§ REQUIRED WORK
Each line containing the word "Mackenzie" must be reported.

§ DATASET
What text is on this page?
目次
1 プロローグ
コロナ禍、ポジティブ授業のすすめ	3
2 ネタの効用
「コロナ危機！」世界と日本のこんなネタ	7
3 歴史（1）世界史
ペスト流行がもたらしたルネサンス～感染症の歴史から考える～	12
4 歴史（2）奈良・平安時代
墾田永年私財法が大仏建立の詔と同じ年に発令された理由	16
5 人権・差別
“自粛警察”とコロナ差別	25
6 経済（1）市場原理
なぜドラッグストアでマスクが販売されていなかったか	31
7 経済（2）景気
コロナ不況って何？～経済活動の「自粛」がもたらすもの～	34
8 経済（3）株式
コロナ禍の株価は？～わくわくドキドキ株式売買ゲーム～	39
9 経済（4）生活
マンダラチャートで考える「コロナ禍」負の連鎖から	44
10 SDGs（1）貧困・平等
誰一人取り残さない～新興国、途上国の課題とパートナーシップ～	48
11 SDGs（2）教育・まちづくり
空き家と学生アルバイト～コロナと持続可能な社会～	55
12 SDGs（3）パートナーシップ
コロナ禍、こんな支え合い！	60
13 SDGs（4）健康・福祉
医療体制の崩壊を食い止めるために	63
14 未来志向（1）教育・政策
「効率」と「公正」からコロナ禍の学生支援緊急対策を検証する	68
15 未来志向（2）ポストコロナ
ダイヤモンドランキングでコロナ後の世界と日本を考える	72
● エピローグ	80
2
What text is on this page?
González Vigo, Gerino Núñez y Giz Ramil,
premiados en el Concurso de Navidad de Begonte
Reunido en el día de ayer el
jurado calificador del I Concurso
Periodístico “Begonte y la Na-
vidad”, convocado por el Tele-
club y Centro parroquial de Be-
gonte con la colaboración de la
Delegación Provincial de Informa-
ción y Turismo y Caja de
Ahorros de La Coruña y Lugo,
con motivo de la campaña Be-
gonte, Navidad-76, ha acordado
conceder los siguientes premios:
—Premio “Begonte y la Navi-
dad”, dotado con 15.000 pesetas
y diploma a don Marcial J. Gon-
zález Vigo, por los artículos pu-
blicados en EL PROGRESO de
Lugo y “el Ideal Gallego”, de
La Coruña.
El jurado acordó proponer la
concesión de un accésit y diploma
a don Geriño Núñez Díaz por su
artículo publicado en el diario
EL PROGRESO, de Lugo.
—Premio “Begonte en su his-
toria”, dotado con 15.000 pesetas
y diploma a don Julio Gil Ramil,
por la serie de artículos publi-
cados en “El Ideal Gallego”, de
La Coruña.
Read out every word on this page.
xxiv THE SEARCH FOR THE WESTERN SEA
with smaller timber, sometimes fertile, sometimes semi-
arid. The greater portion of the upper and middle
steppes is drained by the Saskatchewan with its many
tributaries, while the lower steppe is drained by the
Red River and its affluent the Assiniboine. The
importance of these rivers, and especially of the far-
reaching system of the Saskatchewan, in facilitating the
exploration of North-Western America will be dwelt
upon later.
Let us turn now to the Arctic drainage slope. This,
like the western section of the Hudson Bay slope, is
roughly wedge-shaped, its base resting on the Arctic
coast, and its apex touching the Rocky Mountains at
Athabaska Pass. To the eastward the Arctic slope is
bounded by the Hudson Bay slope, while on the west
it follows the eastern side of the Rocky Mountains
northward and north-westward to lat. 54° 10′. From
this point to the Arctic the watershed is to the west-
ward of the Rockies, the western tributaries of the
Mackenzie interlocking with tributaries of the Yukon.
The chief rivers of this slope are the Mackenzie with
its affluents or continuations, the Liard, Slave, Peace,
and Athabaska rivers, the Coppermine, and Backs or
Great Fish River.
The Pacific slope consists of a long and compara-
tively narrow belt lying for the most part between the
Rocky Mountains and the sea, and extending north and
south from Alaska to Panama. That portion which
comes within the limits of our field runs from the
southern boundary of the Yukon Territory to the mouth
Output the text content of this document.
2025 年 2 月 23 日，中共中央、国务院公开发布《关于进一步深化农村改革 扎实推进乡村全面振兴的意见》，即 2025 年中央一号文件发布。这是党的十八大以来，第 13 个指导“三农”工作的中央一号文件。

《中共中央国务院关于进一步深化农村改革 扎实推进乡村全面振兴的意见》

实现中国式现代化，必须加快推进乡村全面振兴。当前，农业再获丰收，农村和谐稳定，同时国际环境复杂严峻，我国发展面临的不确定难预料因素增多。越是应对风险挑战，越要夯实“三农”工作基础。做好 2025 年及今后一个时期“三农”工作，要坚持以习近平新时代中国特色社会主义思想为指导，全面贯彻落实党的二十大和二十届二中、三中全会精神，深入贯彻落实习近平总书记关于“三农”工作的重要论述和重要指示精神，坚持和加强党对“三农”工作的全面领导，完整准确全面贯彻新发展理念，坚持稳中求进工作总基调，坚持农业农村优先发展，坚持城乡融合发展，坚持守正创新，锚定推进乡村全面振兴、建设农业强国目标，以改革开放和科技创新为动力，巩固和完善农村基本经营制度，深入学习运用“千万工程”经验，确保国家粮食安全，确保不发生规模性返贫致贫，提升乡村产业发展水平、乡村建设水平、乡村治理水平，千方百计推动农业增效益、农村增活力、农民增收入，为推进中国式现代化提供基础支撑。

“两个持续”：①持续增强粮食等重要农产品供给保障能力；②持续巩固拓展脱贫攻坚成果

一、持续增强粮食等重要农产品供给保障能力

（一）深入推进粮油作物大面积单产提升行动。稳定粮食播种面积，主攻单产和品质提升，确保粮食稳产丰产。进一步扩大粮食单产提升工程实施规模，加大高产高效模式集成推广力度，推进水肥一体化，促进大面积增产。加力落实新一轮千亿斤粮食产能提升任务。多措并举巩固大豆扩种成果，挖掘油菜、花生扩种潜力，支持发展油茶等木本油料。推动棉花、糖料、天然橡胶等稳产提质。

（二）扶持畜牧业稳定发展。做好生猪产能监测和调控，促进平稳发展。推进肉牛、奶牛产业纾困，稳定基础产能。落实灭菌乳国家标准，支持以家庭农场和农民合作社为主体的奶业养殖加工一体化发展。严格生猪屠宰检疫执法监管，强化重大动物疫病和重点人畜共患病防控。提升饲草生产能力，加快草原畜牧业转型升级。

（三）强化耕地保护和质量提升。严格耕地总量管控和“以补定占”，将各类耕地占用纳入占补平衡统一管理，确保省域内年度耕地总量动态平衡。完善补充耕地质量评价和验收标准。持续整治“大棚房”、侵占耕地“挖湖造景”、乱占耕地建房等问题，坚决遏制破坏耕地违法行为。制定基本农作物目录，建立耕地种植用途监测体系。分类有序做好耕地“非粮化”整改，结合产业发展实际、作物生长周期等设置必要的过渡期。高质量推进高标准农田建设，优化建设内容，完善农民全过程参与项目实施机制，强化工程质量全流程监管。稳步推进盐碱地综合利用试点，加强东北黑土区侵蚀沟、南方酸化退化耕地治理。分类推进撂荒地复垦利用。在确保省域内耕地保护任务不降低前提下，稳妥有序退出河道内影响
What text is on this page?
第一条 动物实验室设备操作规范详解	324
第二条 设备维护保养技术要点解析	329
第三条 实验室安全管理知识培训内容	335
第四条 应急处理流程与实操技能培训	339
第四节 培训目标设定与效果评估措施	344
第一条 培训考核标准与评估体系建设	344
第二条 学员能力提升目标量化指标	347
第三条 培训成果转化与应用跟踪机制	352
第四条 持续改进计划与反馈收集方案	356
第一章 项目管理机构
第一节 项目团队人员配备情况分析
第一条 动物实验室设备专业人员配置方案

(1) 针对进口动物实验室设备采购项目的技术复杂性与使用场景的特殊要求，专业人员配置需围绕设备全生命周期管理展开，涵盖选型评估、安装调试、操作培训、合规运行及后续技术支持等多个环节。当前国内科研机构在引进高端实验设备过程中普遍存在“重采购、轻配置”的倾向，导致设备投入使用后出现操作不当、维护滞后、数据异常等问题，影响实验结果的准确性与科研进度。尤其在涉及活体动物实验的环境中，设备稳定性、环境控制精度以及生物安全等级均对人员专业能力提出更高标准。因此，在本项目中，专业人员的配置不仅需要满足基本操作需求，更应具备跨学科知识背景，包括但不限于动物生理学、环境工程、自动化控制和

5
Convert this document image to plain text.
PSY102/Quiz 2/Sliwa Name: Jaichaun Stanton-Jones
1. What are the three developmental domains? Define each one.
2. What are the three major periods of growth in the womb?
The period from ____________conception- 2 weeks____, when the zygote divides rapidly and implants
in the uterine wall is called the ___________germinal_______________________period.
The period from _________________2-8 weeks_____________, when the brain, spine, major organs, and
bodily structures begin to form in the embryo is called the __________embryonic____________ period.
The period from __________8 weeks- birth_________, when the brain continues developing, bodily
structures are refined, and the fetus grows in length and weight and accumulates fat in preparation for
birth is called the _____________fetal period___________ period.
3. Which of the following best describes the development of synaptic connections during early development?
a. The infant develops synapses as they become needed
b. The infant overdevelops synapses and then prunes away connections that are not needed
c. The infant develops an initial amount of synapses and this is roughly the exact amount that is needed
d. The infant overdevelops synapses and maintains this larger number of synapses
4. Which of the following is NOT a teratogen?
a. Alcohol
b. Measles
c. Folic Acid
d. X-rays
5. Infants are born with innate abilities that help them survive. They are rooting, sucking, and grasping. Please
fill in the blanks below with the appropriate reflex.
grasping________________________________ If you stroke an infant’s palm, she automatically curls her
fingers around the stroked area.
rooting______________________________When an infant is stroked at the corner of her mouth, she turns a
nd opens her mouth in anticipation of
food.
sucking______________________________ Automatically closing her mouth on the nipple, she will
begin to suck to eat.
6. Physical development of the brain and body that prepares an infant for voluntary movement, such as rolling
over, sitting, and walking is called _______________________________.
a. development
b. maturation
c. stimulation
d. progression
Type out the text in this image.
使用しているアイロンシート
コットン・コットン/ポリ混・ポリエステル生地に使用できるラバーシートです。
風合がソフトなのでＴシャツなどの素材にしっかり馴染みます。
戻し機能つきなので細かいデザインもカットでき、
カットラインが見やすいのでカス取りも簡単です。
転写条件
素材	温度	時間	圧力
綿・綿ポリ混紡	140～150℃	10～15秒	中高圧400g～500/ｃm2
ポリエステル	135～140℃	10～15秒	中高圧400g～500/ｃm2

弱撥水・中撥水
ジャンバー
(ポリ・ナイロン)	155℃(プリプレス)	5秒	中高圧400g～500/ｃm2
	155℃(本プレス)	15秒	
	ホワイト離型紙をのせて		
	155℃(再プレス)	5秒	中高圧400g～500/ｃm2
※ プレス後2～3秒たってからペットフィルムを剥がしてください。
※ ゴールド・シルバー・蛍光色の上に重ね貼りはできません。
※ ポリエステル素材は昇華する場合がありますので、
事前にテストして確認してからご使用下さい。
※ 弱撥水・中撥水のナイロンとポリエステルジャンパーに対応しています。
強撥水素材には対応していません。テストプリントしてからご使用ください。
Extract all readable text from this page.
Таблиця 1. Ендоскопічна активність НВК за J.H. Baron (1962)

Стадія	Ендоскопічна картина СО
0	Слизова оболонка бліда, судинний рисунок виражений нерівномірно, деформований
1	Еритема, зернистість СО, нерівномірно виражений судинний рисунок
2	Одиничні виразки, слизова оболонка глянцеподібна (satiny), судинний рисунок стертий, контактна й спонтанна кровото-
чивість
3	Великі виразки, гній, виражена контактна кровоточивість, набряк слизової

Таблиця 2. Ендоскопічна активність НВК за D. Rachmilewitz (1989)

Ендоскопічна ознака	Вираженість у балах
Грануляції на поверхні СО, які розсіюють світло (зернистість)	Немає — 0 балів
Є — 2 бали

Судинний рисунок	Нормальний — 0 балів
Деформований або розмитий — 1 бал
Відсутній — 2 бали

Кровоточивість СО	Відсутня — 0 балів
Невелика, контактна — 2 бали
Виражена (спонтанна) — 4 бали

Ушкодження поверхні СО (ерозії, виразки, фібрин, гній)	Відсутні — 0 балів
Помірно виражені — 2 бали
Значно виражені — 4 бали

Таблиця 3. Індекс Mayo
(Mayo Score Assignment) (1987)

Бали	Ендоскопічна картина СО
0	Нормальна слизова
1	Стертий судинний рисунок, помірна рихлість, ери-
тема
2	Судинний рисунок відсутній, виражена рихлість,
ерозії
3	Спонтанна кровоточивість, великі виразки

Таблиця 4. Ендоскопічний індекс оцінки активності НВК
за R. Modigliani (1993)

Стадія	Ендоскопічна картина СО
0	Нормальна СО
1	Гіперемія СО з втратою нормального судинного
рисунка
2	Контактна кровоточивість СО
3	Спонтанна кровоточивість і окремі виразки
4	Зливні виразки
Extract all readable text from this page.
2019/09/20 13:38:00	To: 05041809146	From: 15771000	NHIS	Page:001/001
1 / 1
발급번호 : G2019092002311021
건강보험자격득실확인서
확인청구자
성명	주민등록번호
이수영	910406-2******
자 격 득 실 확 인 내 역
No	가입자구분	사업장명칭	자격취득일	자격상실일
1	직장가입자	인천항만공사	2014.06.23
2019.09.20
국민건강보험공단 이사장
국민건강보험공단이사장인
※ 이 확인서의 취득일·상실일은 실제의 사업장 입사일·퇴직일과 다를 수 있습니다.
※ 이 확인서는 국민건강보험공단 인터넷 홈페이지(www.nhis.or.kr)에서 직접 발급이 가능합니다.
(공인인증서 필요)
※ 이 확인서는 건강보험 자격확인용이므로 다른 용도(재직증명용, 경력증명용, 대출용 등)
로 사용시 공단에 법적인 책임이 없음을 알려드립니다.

§ SOLUTION TO THE PROBLEM
Mackenzie interlocking with tributaries of the Yukon.
The chief rivers of this slope are the Mackenzie with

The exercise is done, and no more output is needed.